- _INSTRUCTION_:
Locate and copy all lines bearing the word "Edition".
# start of SUPPLIED MATERIAL
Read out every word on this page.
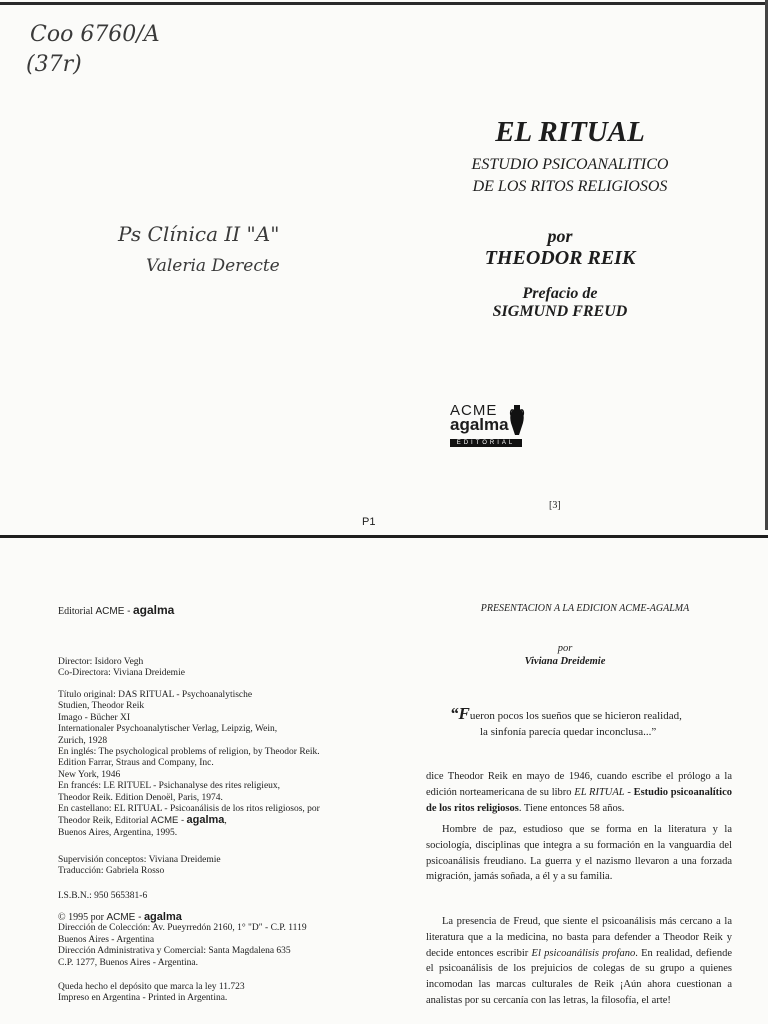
Coo 6760/A
(37r)
Ps Clínica II "A"
Valeria Derecte
EL RITUAL
ESTUDIO PSICOANALITICO
DE LOS RITOS RELIGIOSOS
por
THEODOR REIK
Prefacio de
SIGMUND FREUD
ACME
agalma
EDITORIAL
[3]
P1
Editorial ACME - agalma
Director: Isidoro Vegh
Co-Directora: Viviana Dreidemie
Título original: DAS RITUAL - Psychoanalytische
Studien, Theodor Reik
Imago - Bücher XI
Internationaler Psychoanalytischer Verlag, Leipzig, Wein,
Zurich, 1928
En inglés: The psychological problems of religion, by Theodor Reik.
Edition Farrar, Straus and Company, Inc.
New York, 1946
En francés: LE RITUEL - Psichanalyse des rites religieux,
Theodor Reik. Edition Denoël, Paris, 1974.
En castellano: EL RITUAL - Psicoanálisis de los ritos religiosos, por
Theodor Reik, Editorial ACME - agalma,
Buenos Aires, Argentina, 1995.
Supervisión conceptos: Viviana Dreidemie
Traducción: Gabriela Rosso
I.S.B.N.: 950 565381-6
© 1995 por ACME - agalma
Dirección de Colección: Av. Pueyrredón 2160, 1° "D" - C.P. 1119
Buenos Aires - Argentina
Dirección Administrativa y Comercial: Santa Magdalena 635
C.P. 1277, Buenos Aires - Argentina.
Queda hecho el depósito que marca la ley 11.723
Impreso en Argentina - Printed in Argentina.
PRESENTACION A LA EDICION ACME-AGALMA
por
Viviana Dreidemie
“Fueron pocos los sueños que se hicieron realidad,
la sinfonía parecía quedar inconclusa...”
dice Theodor Reik en mayo de 1946, cuando escribe el prólogo a la edición norteamericana de su libro EL RITUAL - Estudio psicoanalítico de los ritos religiosos. Tiene entonces 58 años.
Hombre de paz, estudioso que se forma en la literatura y la sociología, disciplinas que integra a su formación en la vanguardia del psicoanálisis freudiano. La guerra y el nazismo llevaron a una forzada migración, jamás soñada, a él y a su familia.
La presencia de Freud, que siente el psicoanálisis más cercano a la literatura que a la medicina, no basta para defender a Theodor Reik y decide entonces escribir El psicoanálisis profano. En realidad, defiende el psicoanálisis de los prejuicios de colegas de su grupo a quienes incomodan las marcas culturales de Reik ¡Aún ahora cuestionan a analistas por su cercanía con las letras, la filosofía, el arte!
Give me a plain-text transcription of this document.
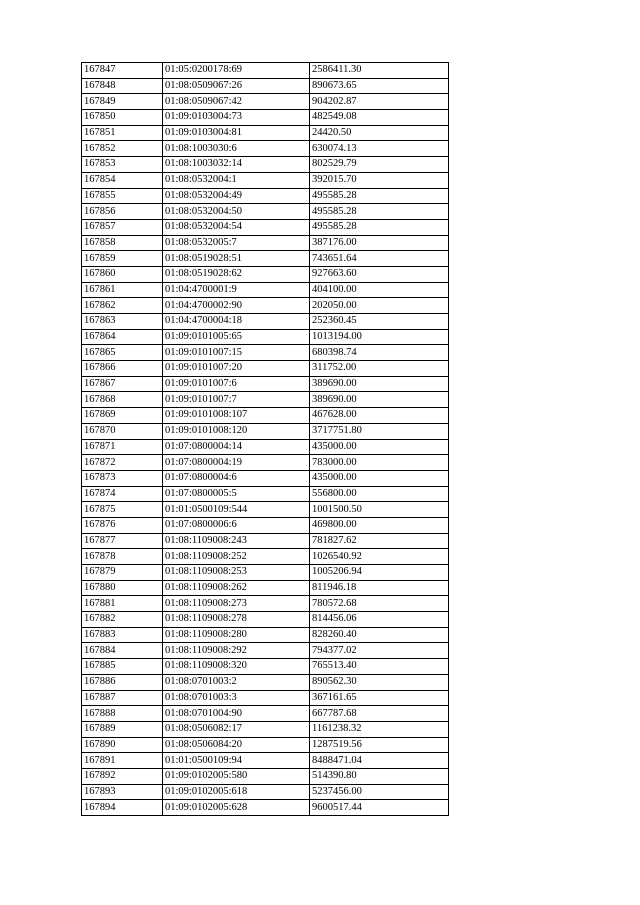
167847	01:05:0200178:69	2586411.30
167848	01:08:0509067:26	890673.65
167849	01:08:0509067:42	904202.87
167850	01:09:0103004:73	482549.08
167851	01:09:0103004:81	24420.50
167852	01:08:1003030:6	630074.13
167853	01:08:1003032:14	802529.79
167854	01:08:0532004:1	392015.70
167855	01:08:0532004:49	495585.28
167856	01:08:0532004:50	495585.28
167857	01:08:0532004:54	495585.28
167858	01:08:0532005:7	387176.00
167859	01:08:0519028:51	743651.64
167860	01:08:0519028:62	927663.60
167861	01:04:4700001:9	404100.00
167862	01:04:4700002:90	202050.00
167863	01:04:4700004:18	252360.45
167864	01:09:0101005:65	1013194.00
167865	01:09:0101007:15	680398.74
167866	01:09:0101007:20	311752.00
167867	01:09:0101007:6	389690.00
167868	01:09:0101007:7	389690.00
167869	01:09:0101008:107	467628.00
167870	01:09:0101008:120	3717751.80
167871	01:07:0800004:14	435000.00
167872	01:07:0800004:19	783000.00
167873	01:07:0800004:6	435000.00
167874	01:07:0800005:5	556800.00
167875	01:01:0500109:544	1001500.50
167876	01:07:0800006:6	469800.00
167877	01:08:1109008:243	781827.62
167878	01:08:1109008:252	1026540.92
167879	01:08:1109008:253	1005206.94
167880	01:08:1109008:262	811946.18
167881	01:08:1109008:273	780572.68
167882	01:08:1109008:278	814456.06
167883	01:08:1109008:280	828260.40
167884	01:08:1109008:292	794377.02
167885	01:08:1109008:320	765513.40
167886	01:08:0701003:2	890562.30
167887	01:08:0701003:3	367161.65
167888	01:08:0701004:90	667787.68
167889	01:08:0506082:17	1161238.32
167890	01:08:0506084:20	1287519.56
167891	01:01:0500109:94	8488471.04
167892	01:09:0102005:580	514390.80
167893	01:09:0102005:618	5237456.00
167894	01:09:0102005:628	9600517.44
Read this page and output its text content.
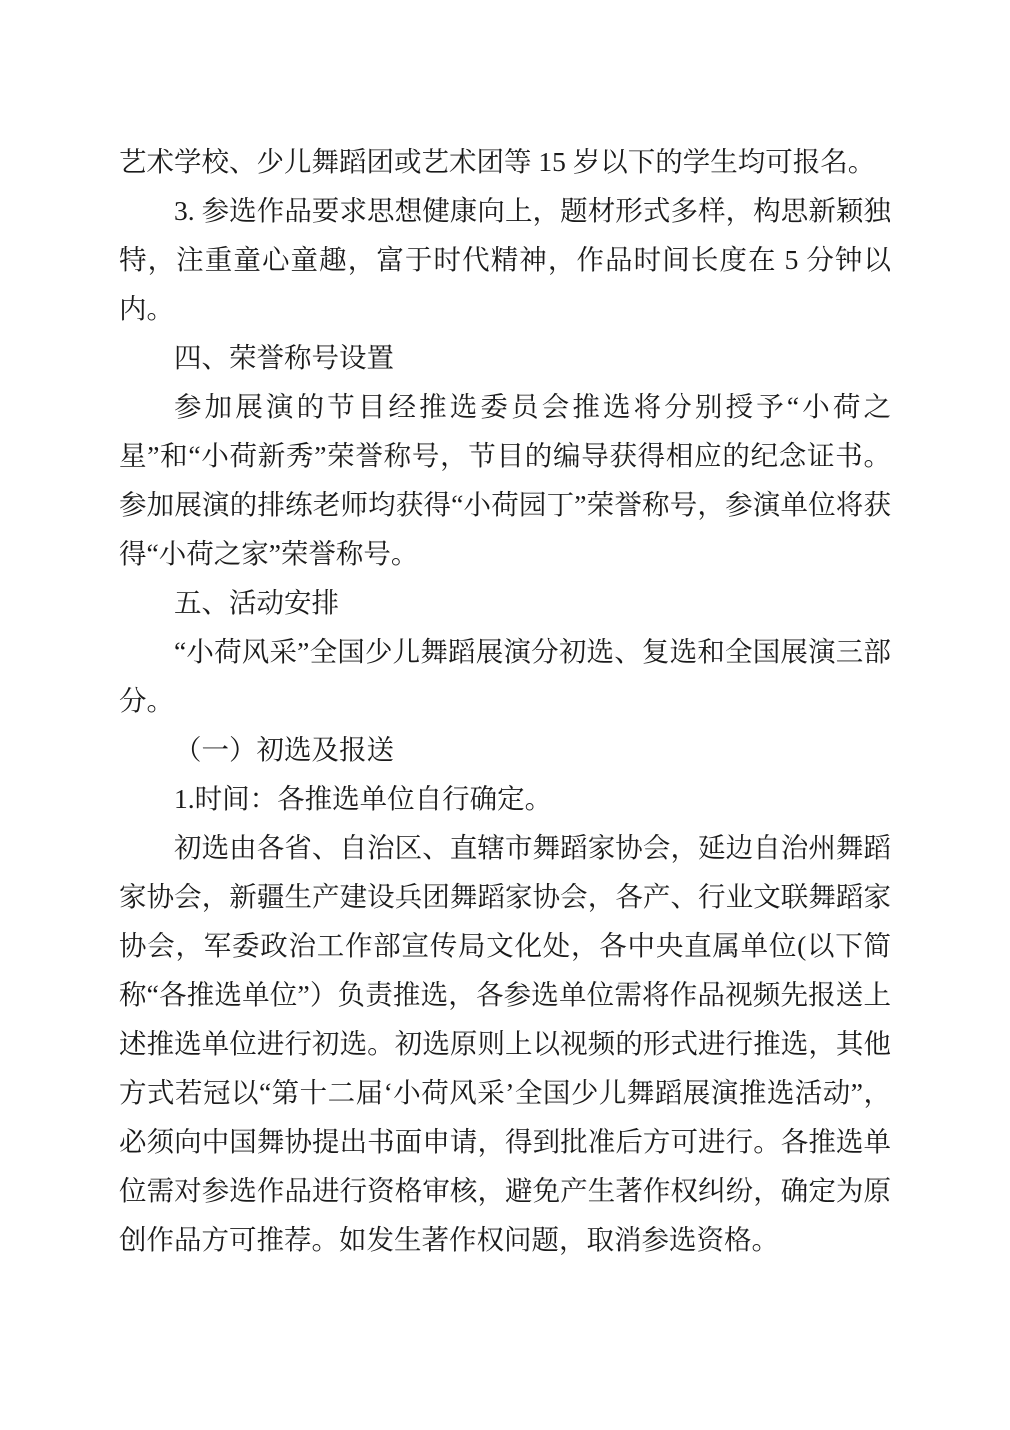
艺术学校、少儿舞蹈团或艺术团等 15 岁以下的学生均可报名。

3. 参选作品要求思想健康向上，题材形式多样，构思新颖独特，注重童心童趣，富于时代精神，作品时间长度在 5 分钟以内。

四、荣誉称号设置

参加展演的节目经推选委员会推选将分别授予“小荷之星”和“小荷新秀”荣誉称号，节目的编导获得相应的纪念证书。参加展演的排练老师均获得“小荷园丁”荣誉称号，参演单位将获得“小荷之家”荣誉称号。

五、活动安排

“小荷风采”全国少儿舞蹈展演分初选、复选和全国展演三部分。

（一）初选及报送

1.时间：各推选单位自行确定。

初选由各省、自治区、直辖市舞蹈家协会，延边自治州舞蹈家协会，新疆生产建设兵团舞蹈家协会，各产、行业文联舞蹈家协会，军委政治工作部宣传局文化处，各中央直属单位(以下简称“各推选单位”）负责推选，各参选单位需将作品视频先报送上述推选单位进行初选。初选原则上以视频的形式进行推选，其他方式若冠以“第十二届‘小荷风采’全国少儿舞蹈展演推选活动”，必须向中国舞协提出书面申请，得到批准后方可进行。各推选单位需对参选作品进行资格审核，避免产生著作权纠纷，确定为原创作品方可推荐。如发生著作权问题，取消参选资格。
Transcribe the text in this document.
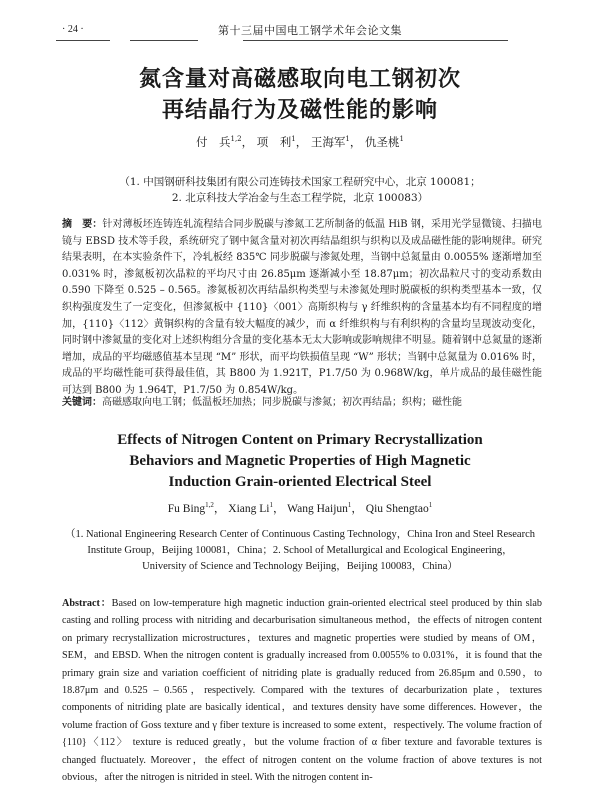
· 24 ·	第十三届中国电工钢学术年会论文集
氮含量对高磁感取向电工钢初次
再结晶行为及磁性能的影响
付　兵$^{1,2}$， 项　利$^1$， 王海军$^1$， 仇圣桃$^1$
（1. 中国钢研科技集团有限公司连铸技术国家工程研究中心，北京 100081；
2. 北京科技大学冶金与生态工程学院，北京 100083）
摘　要：针对薄板坯连铸连轧流程结合同步脱碳与渗氮工艺所制备的低温 HiB 钢，采用光学显微镜、扫描电镜与 EBSD 技术等手段，系统研究了钢中氮含量对初次再结晶组织与织构以及成品磁性能的影响规律。研究结果表明，在本实验条件下，冷轧板经 835℃ 同步脱碳与渗氮处理，当钢中总氮量由 0.0055% 逐渐增加至 0.031% 时，渗氮板初次晶粒的平均尺寸由 26.85μm 逐渐减小至 18.87μm；初次晶粒尺寸的变动系数由 0.590 下降至 0.525 – 0.565。渗氮板初次再结晶织构类型与未渗氮处理时脱碳板的织构类型基本一致，仅织构强度发生了一定变化，但渗氮板中 {110}〈001〉高斯织构与 γ 纤维织构的含量基本均有不同程度的增加，{110}〈112〉黄铜织构的含量有较大幅度的减少，而 α 纤维织构与有利织构的含量均呈现波动变化，同时钢中渗氮量的变化对上述织构组分含量的变化基本无太大影响或影响规律不明显。随着钢中总氮量的逐渐增加，成品的平均磁感值基本呈现 “M” 形状，而平均铁损值呈现 “W” 形状；当钢中总氮量为 0.016% 时，成品的平均磁性能可获得最佳值，其 B800 为 1.921T，P1.7/50 为 0.968W/kg，单片成品的最佳磁性能可达到 B800 为 1.964T，P1.7/50 为 0.854W/kg。
关键词：高磁感取向电工钢；低温板坯加热；同步脱碳与渗氮；初次再结晶；织构；磁性能
Effects of Nitrogen Content on Primary Recrystallization
Behaviors and Magnetic Properties of High Magnetic
Induction Grain-oriented Electrical Steel
Fu Bing$^{1,2}$， Xiang Li$^1$， Wang Haijun$^1$， Qiu Shengtao$^1$
（1. National Engineering Research Center of Continuous Casting Technology，China Iron and Steel Research
Institute Group，Beijing 100081，China；2. School of Metallurgical and Ecological Engineering，
University of Science and Technology Beijing，Beijing 100083，China）
Abstract：Based on low-temperature high magnetic induction grain-oriented electrical steel produced by thin slab casting and rolling process with nitriding and decarburisation simultaneous method，the effects of nitrogen content on primary recrystallization microstructures，textures and magnetic properties were studied by means of OM，SEM，and EBSD. When the nitrogen content is gradually increased from 0.0055% to 0.031%，it is found that the primary grain size and variation coefficient of nitriding plate is gradually reduced from 26.85μm and 0.590，to 18.87μm and 0.525 – 0.565，respectively. Compared with the textures of decarburization plate，textures components of nitriding plate are basically identical，and textures density have some differences. However，the volume fraction of Goss texture and γ fiber texture is increased to some extent，respectively. The volume fraction of {110}〈112〉 texture is reduced greatly，but the volume fraction of α fiber texture and favorable textures is changed fluctuately. Moreover，the effect of nitrogen content on the volume fraction of above textures is not obvious，after the nitrogen is nitrided in steel. With the nitrogen content in-
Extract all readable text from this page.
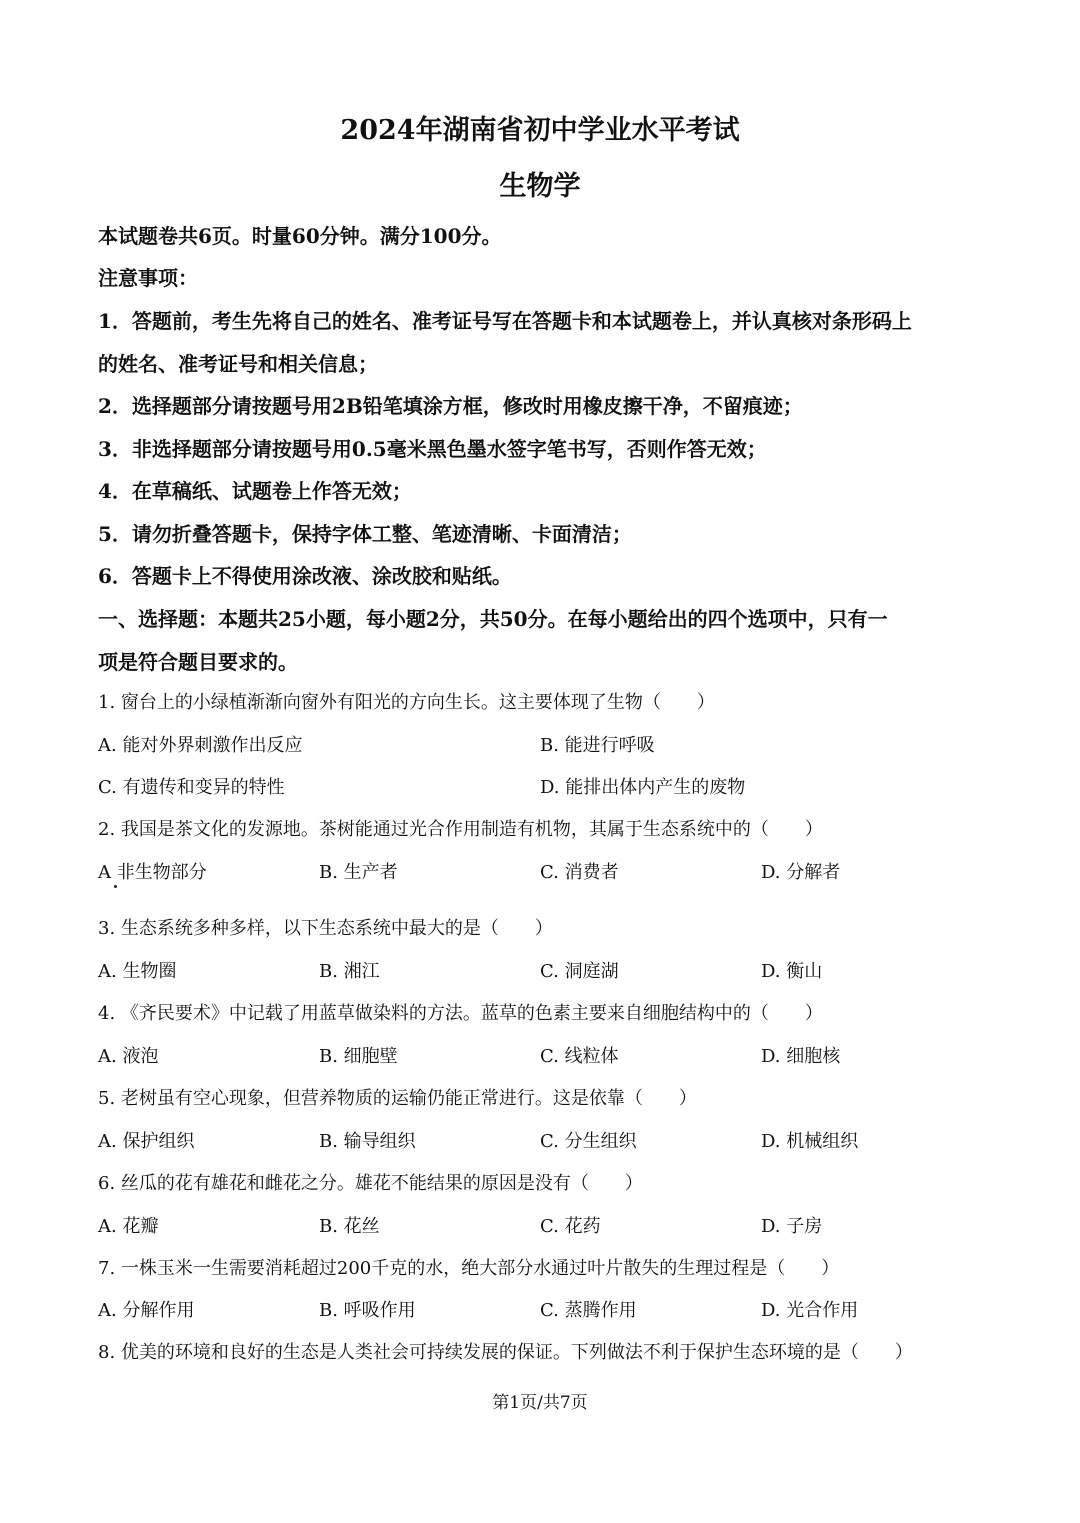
2024年湖南省初中学业水平考试
生物学
本试题卷共6页。时量60分钟。满分100分。
注意事项：
1．答题前，考生先将自己的姓名、准考证号写在答题卡和本试题卷上，并认真核对条形码上
的姓名、准考证号和相关信息；
2．选择题部分请按题号用2B铅笔填涂方框，修改时用橡皮擦干净，不留痕迹；
3．非选择题部分请按题号用0.5毫米黑色墨水签字笔书写，否则作答无效；
4．在草稿纸、试题卷上作答无效；
5．请勿折叠答题卡，保持字体工整、笔迹清晰、卡面清洁；
6．答题卡上不得使用涂改液、涂改胶和贴纸。
一、选择题：本题共25小题，每小题2分，共50分。在每小题给出的四个选项中，只有一
项是符合题目要求的。
1. 窗台上的小绿植渐渐向窗外有阳光的方向生长。这主要体现了生物（　　）
A. 能对外界刺激作出反应	B. 能进行呼吸
C. 有遗传和变异的特性	D. 能排出体内产生的废物
2. 我国是茶文化的发源地。茶树能通过光合作用制造有机物，其属于生态系统中的（　　）
A 非生物部分	B. 生产者	C. 消费者	D. 分解者
3. 生态系统多种多样，以下生态系统中最大的是（　　）
A. 生物圈	B. 湘江	C. 洞庭湖	D. 衡山
4. 《齐民要术》中记载了用蓝草做染料的方法。蓝草的色素主要来自细胞结构中的（　　）
A. 液泡	B. 细胞壁	C. 线粒体	D. 细胞核
5. 老树虽有空心现象，但营养物质的运输仍能正常进行。这是依靠（　　）
A. 保护组织	B. 输导组织	C. 分生组织	D. 机械组织
6. 丝瓜的花有雄花和雌花之分。雄花不能结果的原因是没有（　　）
A. 花瓣	B. 花丝	C. 花药	D. 子房
7. 一株玉米一生需要消耗超过200千克的水，绝大部分水通过叶片散失的生理过程是（　　）
A. 分解作用	B. 呼吸作用	C. 蒸腾作用	D. 光合作用
8. 优美的环境和良好的生态是人类社会可持续发展的保证。下列做法不利于保护生态环境的是（　　）
第1页/共7页
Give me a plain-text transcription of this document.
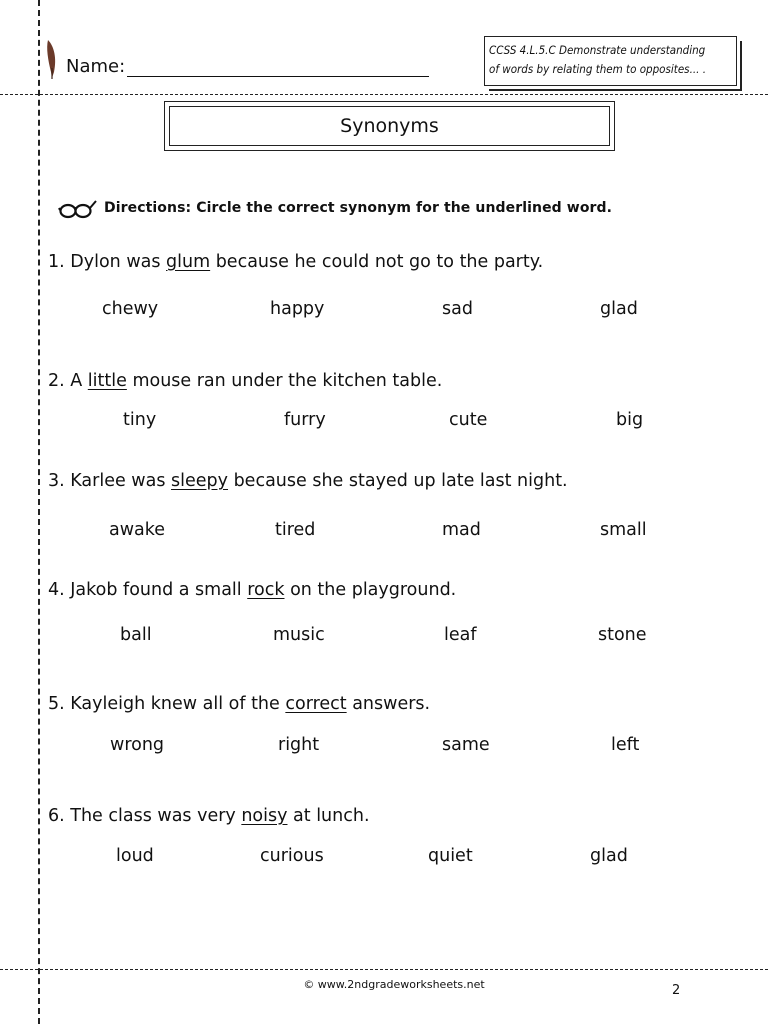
Name:
CCSS 4.L.5.C Demonstrate understanding
of words by relating them to opposites... .
Synonyms
Directions: Circle the correct synonym for the underlined word.
1. Dylon was glum because he could not go to the party.
chewy	happy	sad	glad
2. A little mouse ran under the kitchen table.
tiny	furry	cute	big
3. Karlee was sleepy because she stayed up late last night.
awake	tired	mad	small
4. Jakob found a small rock on the playground.
ball	music	leaf	stone
5. Kayleigh knew all of the correct answers.
wrong	right	same	left
6. The class was very noisy at lunch.
loud	curious	quiet	glad
© www.2ndgradeworksheets.net	2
# end of SUPPLIED MATERIAL
- _RESULT OF THIS EXERCISE_:
Edition Farrar, Straus and Company, Inc.
Theodor Reik. Edition Denoël, Paris, 1974.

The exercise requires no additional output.